(Collected data entries)
□ □ □ □
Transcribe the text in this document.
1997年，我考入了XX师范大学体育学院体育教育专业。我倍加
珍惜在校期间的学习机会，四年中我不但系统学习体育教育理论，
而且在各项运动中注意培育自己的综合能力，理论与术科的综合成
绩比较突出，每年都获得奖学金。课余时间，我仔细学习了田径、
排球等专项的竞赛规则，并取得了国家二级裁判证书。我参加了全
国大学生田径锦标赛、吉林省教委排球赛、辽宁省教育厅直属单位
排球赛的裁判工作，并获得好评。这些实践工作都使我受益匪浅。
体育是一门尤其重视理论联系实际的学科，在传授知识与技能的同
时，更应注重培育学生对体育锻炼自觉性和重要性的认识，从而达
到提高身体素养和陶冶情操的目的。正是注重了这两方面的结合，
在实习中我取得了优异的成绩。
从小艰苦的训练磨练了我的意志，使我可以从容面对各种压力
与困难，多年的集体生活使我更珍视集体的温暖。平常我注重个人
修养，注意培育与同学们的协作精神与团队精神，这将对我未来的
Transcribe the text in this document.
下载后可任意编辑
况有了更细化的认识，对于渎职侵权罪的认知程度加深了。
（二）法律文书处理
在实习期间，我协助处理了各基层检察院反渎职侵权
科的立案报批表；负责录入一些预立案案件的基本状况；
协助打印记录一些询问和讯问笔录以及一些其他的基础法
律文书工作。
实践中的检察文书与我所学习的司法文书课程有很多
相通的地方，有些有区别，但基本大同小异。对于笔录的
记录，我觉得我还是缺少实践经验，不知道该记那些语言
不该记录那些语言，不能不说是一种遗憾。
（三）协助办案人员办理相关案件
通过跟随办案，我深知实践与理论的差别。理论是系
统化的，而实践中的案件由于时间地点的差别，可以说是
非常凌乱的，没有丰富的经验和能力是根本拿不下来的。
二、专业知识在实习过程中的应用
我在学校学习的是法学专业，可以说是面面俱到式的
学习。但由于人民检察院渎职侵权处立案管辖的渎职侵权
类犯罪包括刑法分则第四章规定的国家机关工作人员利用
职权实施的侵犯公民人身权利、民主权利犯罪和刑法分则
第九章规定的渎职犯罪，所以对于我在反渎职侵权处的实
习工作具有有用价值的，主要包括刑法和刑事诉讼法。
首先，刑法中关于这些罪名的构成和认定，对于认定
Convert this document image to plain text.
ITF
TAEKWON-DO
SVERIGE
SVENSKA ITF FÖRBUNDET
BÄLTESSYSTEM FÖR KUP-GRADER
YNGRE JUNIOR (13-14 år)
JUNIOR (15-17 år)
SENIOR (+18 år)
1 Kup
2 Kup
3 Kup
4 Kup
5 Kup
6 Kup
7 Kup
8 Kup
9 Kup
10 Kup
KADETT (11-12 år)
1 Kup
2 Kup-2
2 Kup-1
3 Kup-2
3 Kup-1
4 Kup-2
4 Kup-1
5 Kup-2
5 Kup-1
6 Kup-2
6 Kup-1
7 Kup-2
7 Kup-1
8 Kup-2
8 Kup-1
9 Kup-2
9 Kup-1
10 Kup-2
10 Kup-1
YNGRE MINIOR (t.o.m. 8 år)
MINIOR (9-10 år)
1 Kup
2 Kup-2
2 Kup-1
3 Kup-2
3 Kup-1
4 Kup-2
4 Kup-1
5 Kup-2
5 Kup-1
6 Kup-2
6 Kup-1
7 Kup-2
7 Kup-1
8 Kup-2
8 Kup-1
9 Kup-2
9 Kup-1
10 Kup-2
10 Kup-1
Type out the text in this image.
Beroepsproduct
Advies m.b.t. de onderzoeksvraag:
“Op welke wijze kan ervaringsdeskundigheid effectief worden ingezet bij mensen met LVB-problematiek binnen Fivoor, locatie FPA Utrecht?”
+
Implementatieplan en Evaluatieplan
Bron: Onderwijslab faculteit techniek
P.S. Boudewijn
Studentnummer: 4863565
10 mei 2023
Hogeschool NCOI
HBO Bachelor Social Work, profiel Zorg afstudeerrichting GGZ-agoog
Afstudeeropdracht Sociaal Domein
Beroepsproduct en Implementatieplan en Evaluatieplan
□ □ □ □
--- WHAT THIS TASK INVOLVES ---
Copy every line of the listing that includes the string "text".

--- RESULT FOR THIS EXERCISE ---
Transcribe the text in this document.
Transcribe the text in this document.
Convert this document image to plain text.
Type out the text in this image.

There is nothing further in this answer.